Your objective
Keep only the lines that hold the string "color", filtering out the rest of the entries below.

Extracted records
┌──

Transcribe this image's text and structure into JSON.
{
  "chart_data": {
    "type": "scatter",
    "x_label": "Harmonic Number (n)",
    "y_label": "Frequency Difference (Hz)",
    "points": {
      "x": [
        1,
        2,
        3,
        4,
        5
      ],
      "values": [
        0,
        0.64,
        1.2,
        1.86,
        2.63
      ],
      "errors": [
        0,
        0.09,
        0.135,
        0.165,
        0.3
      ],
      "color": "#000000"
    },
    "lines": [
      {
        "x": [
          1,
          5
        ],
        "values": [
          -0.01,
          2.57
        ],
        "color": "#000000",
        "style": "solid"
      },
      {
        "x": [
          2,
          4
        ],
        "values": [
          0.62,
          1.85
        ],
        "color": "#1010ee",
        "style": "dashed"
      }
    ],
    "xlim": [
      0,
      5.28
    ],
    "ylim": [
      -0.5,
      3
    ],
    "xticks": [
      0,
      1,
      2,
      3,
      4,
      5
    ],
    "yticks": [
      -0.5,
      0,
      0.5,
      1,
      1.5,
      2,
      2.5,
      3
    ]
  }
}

└──

Answer to the exercise
      "color": "#000000"
        "color": "#000000",
        "color": "#1010ee",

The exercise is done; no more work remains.